Write every record out again exactly, and keep images out of it.

[A block of data]

◇ ◇ ◇ ◇

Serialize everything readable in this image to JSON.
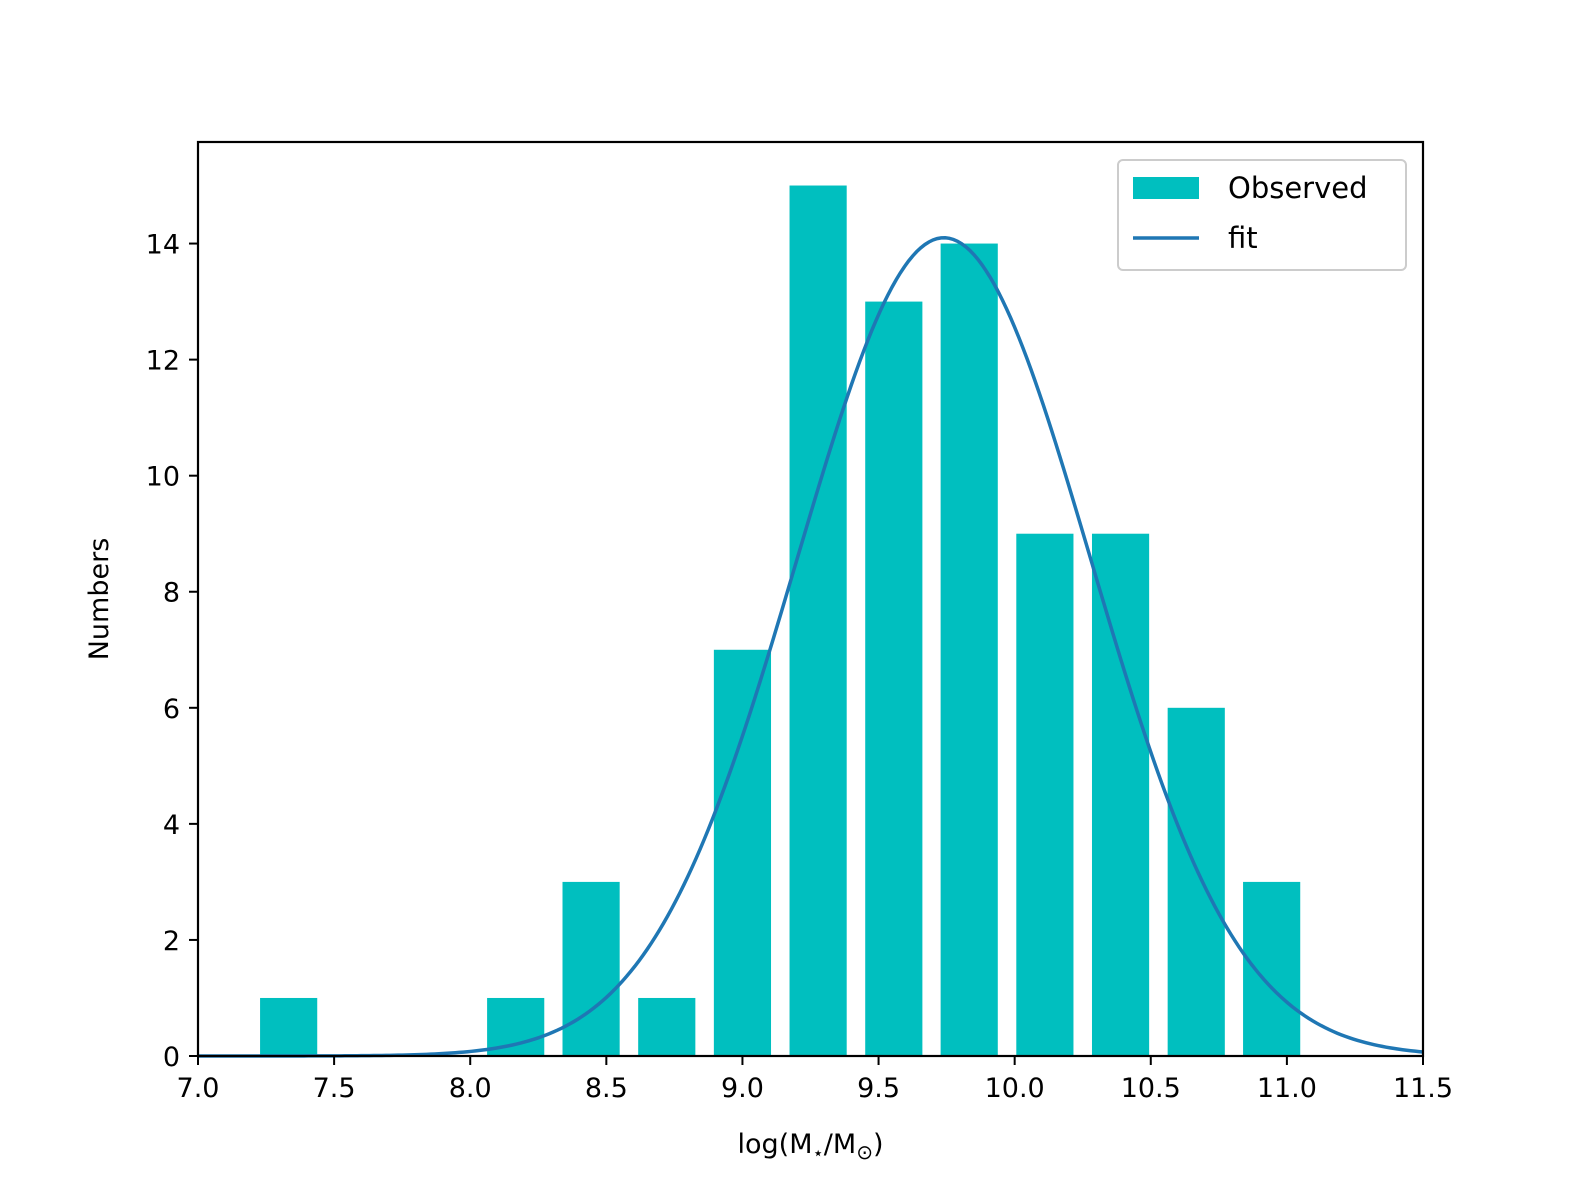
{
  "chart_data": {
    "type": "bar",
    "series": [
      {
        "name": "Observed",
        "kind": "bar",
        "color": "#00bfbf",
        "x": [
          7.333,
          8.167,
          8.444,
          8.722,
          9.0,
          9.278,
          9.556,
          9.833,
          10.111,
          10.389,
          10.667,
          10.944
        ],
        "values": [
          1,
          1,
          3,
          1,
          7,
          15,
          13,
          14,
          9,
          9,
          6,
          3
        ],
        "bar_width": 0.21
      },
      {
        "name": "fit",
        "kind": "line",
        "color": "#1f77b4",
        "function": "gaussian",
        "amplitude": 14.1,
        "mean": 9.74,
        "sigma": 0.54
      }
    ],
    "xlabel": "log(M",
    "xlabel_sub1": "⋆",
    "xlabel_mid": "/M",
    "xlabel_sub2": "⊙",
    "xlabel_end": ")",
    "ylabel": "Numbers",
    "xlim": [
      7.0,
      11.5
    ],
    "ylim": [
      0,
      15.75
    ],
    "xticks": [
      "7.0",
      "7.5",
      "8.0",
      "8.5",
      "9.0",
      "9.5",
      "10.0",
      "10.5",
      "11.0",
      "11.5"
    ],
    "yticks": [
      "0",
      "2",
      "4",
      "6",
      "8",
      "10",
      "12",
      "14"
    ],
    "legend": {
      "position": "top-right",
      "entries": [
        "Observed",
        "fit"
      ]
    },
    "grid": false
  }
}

◇ ◇ ◇ ◇

* [CORRECT RESULT]
Serialize everything readable in this image to JSON.
{
  "chart_data": {
    "type": "bar",
    "series": [
      {
        "name": "Observed",
        "kind": "bar",
        "color": "#00bfbf",
        "x": [
          7.333,
          8.167,
          8.444,
          8.722,
          9.0,
          9.278,
          9.556,
          9.833,
          10.111,
          10.389,
          10.667,
          10.944
        ],
        "values": [
          1,
          1,
          3,
          1,
          7,
          15,
          13,
          14,
          9,
          9,
          6,
          3
        ],
        "bar_width": 0.21
      },
      {
        "name": "fit",
        "kind": "line",
        "color": "#1f77b4",
        "function": "gaussian",
        "amplitude": 14.1,
        "mean": 9.74,
        "sigma": 0.54
      }
    ],
    "xlabel": "log(M",
    "xlabel_sub1": "⋆",
    "xlabel_mid": "/M",
    "xlabel_sub2": "⊙",
    "xlabel_end": ")",
    "ylabel": "Numbers",
    "xlim": [
      7.0,
      11.5
    ],
    "ylim": [
      0,
      15.75
    ],
    "xticks": [
      "7.0",
      "7.5",
      "8.0",
      "8.5",
      "9.0",
      "9.5",
      "10.0",
      "10.5",
      "11.0",
      "11.5"
    ],
    "yticks": [
      "0",
      "2",
      "4",
      "6",
      "8",
      "10",
      "12",
      "14"
    ],
    "legend": {
      "position": "top-right",
      "entries": [
        "Observed",
        "fit"
      ]
    },
    "grid": false
  }
}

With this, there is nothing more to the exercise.